● Records for processing:
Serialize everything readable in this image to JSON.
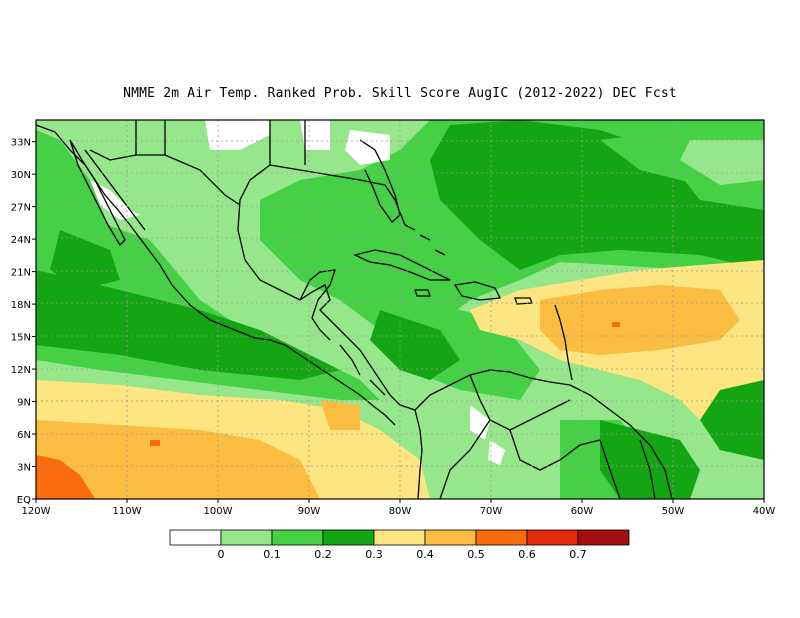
{
  "title": "NMME  2m Air Temp. Ranked Prob. Skill Score AugIC (2012-2022) DEC Fcst",
  "chart_data": {
    "type": "heatmap",
    "title": "NMME  2m Air Temp. Ranked Prob. Skill Score AugIC (2012-2022) DEC Fcst",
    "xlim": [
      -120,
      -40
    ],
    "ylim": [
      0,
      35
    ],
    "grid": true,
    "x_ticks": [
      "120W",
      "110W",
      "100W",
      "90W",
      "80W",
      "70W",
      "60W",
      "50W",
      "40W"
    ],
    "y_ticks": [
      "EQ",
      "3N",
      "6N",
      "9N",
      "12N",
      "15N",
      "18N",
      "21N",
      "24N",
      "27N",
      "30N",
      "33N"
    ],
    "colorbar": {
      "placement": "bottom",
      "labels": [
        "0",
        "0.1",
        "0.2",
        "0.3",
        "0.4",
        "0.5",
        "0.6",
        "0.7"
      ],
      "colors": [
        "#ffffff",
        "#96e68c",
        "#46d046",
        "#14a514",
        "#fde682",
        "#fbbd41",
        "#f96b0c",
        "#e3290b",
        "#a50f0f"
      ]
    }
  },
  "colors": {
    "land_outline": "#000000",
    "grid": "#9a9a9a"
  }
}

● Task brief:
Copy all lines from the data that hold the word "NMME".

● Task solution:
  "title": "NMME  2m Air Temp. Ranked Prob. Skill Score AugIC (2012-2022) DEC Fcst",
    "title": "NMME  2m Air Temp. Ranked Prob. Skill Score AugIC (2012-2022) DEC Fcst",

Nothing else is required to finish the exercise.